_RECORDS_:
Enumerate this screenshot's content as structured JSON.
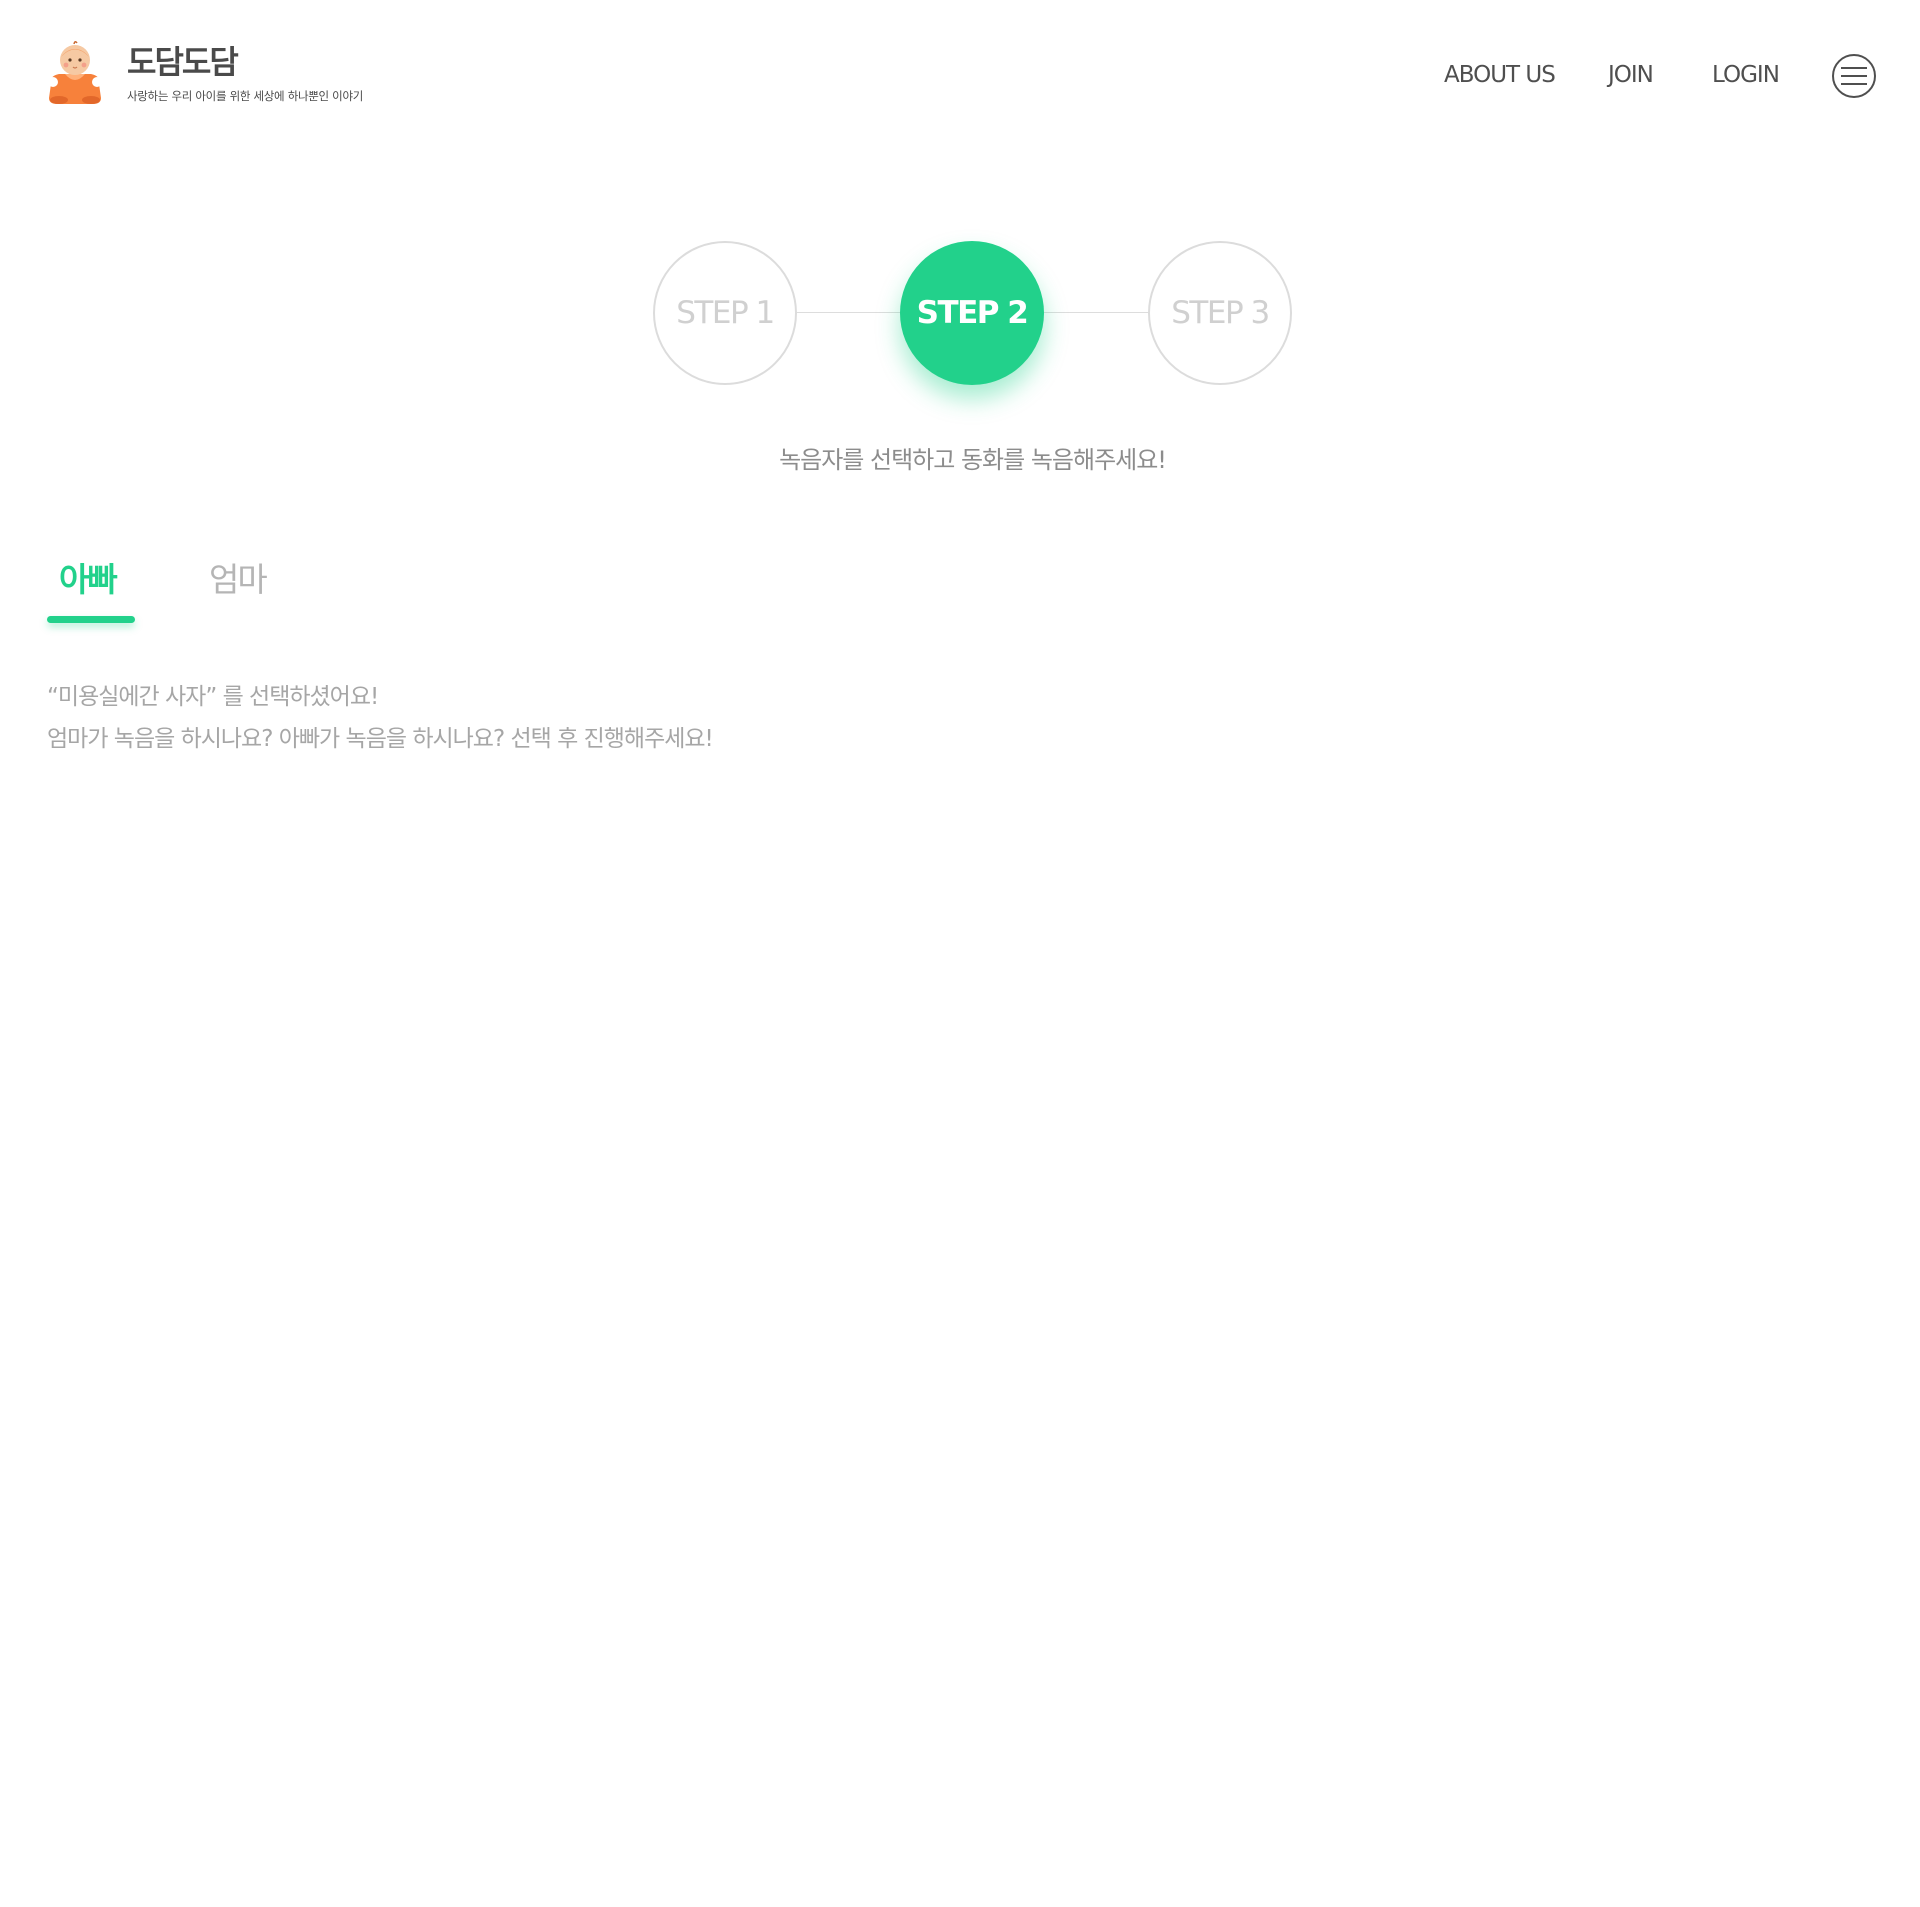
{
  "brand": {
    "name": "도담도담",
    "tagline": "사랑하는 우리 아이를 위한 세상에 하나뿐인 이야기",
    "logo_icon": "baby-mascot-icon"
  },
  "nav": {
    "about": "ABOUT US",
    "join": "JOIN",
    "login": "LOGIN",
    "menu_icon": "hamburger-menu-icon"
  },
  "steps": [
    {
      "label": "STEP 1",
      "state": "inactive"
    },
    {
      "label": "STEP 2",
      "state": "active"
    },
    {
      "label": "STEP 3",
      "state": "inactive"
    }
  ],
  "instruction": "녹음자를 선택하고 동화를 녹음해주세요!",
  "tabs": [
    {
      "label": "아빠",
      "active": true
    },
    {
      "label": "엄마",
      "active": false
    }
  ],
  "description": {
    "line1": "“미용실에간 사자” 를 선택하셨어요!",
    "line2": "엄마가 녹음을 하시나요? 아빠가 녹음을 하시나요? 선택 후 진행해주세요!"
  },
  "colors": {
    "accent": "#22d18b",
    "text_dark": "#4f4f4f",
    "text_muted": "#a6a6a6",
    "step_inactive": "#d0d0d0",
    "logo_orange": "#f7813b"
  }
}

_INSTRUCTIONS TO FOLLOW_: Print all of the records shown above exactly, leaving out each picture.

_EXERCISE ANSWER_:
Enumerate this screenshot's content as structured JSON.
{
  "brand": {
    "name": "도담도담",
    "tagline": "사랑하는 우리 아이를 위한 세상에 하나뿐인 이야기",
    "logo_icon": "baby-mascot-icon"
  },
  "nav": {
    "about": "ABOUT US",
    "join": "JOIN",
    "login": "LOGIN",
    "menu_icon": "hamburger-menu-icon"
  },
  "steps": [
    {
      "label": "STEP 1",
      "state": "inactive"
    },
    {
      "label": "STEP 2",
      "state": "active"
    },
    {
      "label": "STEP 3",
      "state": "inactive"
    }
  ],
  "instruction": "녹음자를 선택하고 동화를 녹음해주세요!",
  "tabs": [
    {
      "label": "아빠",
      "active": true
    },
    {
      "label": "엄마",
      "active": false
    }
  ],
  "description": {
    "line1": "“미용실에간 사자” 를 선택하셨어요!",
    "line2": "엄마가 녹음을 하시나요? 아빠가 녹음을 하시나요? 선택 후 진행해주세요!"
  },
  "colors": {
    "accent": "#22d18b",
    "text_dark": "#4f4f4f",
    "text_muted": "#a6a6a6",
    "step_inactive": "#d0d0d0",
    "logo_orange": "#f7813b"
  }
}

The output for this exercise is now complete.